### TASK BRIEF
Copy every line of the records below character for character, with no changes.

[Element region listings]

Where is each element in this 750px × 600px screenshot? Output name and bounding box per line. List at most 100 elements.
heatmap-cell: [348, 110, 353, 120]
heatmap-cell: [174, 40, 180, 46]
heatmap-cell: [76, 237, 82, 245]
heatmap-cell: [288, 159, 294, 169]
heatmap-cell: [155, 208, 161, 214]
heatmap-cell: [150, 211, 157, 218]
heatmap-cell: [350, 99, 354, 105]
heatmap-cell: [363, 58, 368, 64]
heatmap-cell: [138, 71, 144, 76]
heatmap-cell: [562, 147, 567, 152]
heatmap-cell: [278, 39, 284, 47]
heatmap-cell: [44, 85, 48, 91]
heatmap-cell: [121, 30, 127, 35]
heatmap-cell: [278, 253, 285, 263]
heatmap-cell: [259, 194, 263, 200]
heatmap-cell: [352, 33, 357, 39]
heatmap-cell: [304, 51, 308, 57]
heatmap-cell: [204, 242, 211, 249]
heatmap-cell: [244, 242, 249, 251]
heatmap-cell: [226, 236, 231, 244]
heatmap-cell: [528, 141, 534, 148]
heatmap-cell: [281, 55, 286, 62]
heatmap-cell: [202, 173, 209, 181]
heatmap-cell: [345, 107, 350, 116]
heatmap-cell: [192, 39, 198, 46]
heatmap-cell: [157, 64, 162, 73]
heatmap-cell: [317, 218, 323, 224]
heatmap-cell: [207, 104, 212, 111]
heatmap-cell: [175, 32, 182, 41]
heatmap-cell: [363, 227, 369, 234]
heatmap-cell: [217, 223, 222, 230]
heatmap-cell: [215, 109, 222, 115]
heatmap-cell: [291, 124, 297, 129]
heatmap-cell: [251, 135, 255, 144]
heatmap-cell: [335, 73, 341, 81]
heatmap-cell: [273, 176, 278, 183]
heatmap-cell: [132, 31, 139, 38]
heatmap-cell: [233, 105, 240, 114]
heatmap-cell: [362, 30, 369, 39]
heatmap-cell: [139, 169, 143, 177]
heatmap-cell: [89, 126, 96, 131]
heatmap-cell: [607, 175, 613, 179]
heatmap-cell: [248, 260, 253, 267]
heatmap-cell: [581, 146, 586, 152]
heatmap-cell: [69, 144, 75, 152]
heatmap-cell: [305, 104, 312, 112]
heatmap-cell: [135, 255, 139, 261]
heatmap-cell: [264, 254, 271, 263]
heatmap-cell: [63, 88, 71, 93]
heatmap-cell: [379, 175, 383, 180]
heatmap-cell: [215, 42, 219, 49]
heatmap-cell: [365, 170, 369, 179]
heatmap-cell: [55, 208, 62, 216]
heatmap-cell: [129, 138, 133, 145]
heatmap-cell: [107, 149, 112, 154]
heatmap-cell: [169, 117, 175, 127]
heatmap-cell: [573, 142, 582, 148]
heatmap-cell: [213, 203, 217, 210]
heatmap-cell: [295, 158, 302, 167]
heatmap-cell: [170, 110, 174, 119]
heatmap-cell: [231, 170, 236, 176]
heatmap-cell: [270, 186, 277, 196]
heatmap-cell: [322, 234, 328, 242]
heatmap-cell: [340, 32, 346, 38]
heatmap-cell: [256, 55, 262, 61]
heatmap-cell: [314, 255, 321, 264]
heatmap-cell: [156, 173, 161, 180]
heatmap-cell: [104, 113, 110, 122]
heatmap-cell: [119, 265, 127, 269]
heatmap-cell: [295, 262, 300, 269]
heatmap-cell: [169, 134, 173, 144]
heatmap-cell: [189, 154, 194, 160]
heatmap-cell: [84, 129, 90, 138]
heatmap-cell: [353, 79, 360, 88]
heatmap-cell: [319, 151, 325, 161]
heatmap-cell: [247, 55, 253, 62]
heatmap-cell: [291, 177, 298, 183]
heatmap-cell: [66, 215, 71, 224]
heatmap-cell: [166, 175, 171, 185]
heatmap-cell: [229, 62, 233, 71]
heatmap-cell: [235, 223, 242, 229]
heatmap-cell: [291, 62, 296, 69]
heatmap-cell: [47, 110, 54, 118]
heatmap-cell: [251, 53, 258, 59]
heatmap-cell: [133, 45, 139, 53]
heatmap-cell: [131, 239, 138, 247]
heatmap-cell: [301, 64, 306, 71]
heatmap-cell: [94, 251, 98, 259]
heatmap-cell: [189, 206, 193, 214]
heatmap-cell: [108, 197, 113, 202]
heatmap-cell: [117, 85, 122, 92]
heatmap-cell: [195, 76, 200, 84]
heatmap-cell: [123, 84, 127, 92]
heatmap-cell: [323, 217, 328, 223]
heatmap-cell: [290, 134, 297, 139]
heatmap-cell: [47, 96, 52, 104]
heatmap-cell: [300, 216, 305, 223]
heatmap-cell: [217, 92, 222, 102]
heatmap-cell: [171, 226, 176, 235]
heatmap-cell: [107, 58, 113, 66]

### TASK RESULT
Where is each element in this 750px × 600px screenshot? Output name and bounding box per line. List at most 100 elements.
heatmap-cell: [348, 110, 353, 120]
heatmap-cell: [174, 40, 180, 46]
heatmap-cell: [76, 237, 82, 245]
heatmap-cell: [288, 159, 294, 169]
heatmap-cell: [155, 208, 161, 214]
heatmap-cell: [150, 211, 157, 218]
heatmap-cell: [350, 99, 354, 105]
heatmap-cell: [363, 58, 368, 64]
heatmap-cell: [138, 71, 144, 76]
heatmap-cell: [562, 147, 567, 152]
heatmap-cell: [278, 39, 284, 47]
heatmap-cell: [44, 85, 48, 91]
heatmap-cell: [121, 30, 127, 35]
heatmap-cell: [278, 253, 285, 263]
heatmap-cell: [259, 194, 263, 200]
heatmap-cell: [352, 33, 357, 39]
heatmap-cell: [304, 51, 308, 57]
heatmap-cell: [204, 242, 211, 249]
heatmap-cell: [244, 242, 249, 251]
heatmap-cell: [226, 236, 231, 244]
heatmap-cell: [528, 141, 534, 148]
heatmap-cell: [281, 55, 286, 62]
heatmap-cell: [202, 173, 209, 181]
heatmap-cell: [345, 107, 350, 116]
heatmap-cell: [192, 39, 198, 46]
heatmap-cell: [157, 64, 162, 73]
heatmap-cell: [317, 218, 323, 224]
heatmap-cell: [207, 104, 212, 111]
heatmap-cell: [175, 32, 182, 41]
heatmap-cell: [363, 227, 369, 234]
heatmap-cell: [217, 223, 222, 230]
heatmap-cell: [215, 109, 222, 115]
heatmap-cell: [291, 124, 297, 129]
heatmap-cell: [251, 135, 255, 144]
heatmap-cell: [335, 73, 341, 81]
heatmap-cell: [273, 176, 278, 183]
heatmap-cell: [132, 31, 139, 38]
heatmap-cell: [233, 105, 240, 114]
heatmap-cell: [362, 30, 369, 39]
heatmap-cell: [139, 169, 143, 177]
heatmap-cell: [89, 126, 96, 131]
heatmap-cell: [607, 175, 613, 179]
heatmap-cell: [248, 260, 253, 267]
heatmap-cell: [581, 146, 586, 152]
heatmap-cell: [69, 144, 75, 152]
heatmap-cell: [305, 104, 312, 112]
heatmap-cell: [135, 255, 139, 261]
heatmap-cell: [264, 254, 271, 263]
heatmap-cell: [63, 88, 71, 93]
heatmap-cell: [379, 175, 383, 180]
heatmap-cell: [215, 42, 219, 49]
heatmap-cell: [365, 170, 369, 179]
heatmap-cell: [55, 208, 62, 216]
heatmap-cell: [129, 138, 133, 145]
heatmap-cell: [107, 149, 112, 154]
heatmap-cell: [169, 117, 175, 127]
heatmap-cell: [573, 142, 582, 148]
heatmap-cell: [213, 203, 217, 210]
heatmap-cell: [295, 158, 302, 167]
heatmap-cell: [170, 110, 174, 119]
heatmap-cell: [231, 170, 236, 176]
heatmap-cell: [270, 186, 277, 196]
heatmap-cell: [322, 234, 328, 242]
heatmap-cell: [340, 32, 346, 38]
heatmap-cell: [256, 55, 262, 61]
heatmap-cell: [314, 255, 321, 264]
heatmap-cell: [156, 173, 161, 180]
heatmap-cell: [104, 113, 110, 122]
heatmap-cell: [119, 265, 127, 269]
heatmap-cell: [295, 262, 300, 269]
heatmap-cell: [169, 134, 173, 144]
heatmap-cell: [189, 154, 194, 160]
heatmap-cell: [84, 129, 90, 138]
heatmap-cell: [353, 79, 360, 88]
heatmap-cell: [319, 151, 325, 161]
heatmap-cell: [247, 55, 253, 62]
heatmap-cell: [291, 177, 298, 183]
heatmap-cell: [66, 215, 71, 224]
heatmap-cell: [166, 175, 171, 185]
heatmap-cell: [229, 62, 233, 71]
heatmap-cell: [235, 223, 242, 229]
heatmap-cell: [291, 62, 296, 69]
heatmap-cell: [47, 110, 54, 118]
heatmap-cell: [251, 53, 258, 59]
heatmap-cell: [133, 45, 139, 53]
heatmap-cell: [131, 239, 138, 247]
heatmap-cell: [301, 64, 306, 71]
heatmap-cell: [94, 251, 98, 259]
heatmap-cell: [189, 206, 193, 214]
heatmap-cell: [108, 197, 113, 202]
heatmap-cell: [117, 85, 122, 92]
heatmap-cell: [195, 76, 200, 84]
heatmap-cell: [123, 84, 127, 92]
heatmap-cell: [323, 217, 328, 223]
heatmap-cell: [290, 134, 297, 139]
heatmap-cell: [47, 96, 52, 104]
heatmap-cell: [300, 216, 305, 223]
heatmap-cell: [217, 92, 222, 102]
heatmap-cell: [171, 226, 176, 235]
heatmap-cell: [107, 58, 113, 66]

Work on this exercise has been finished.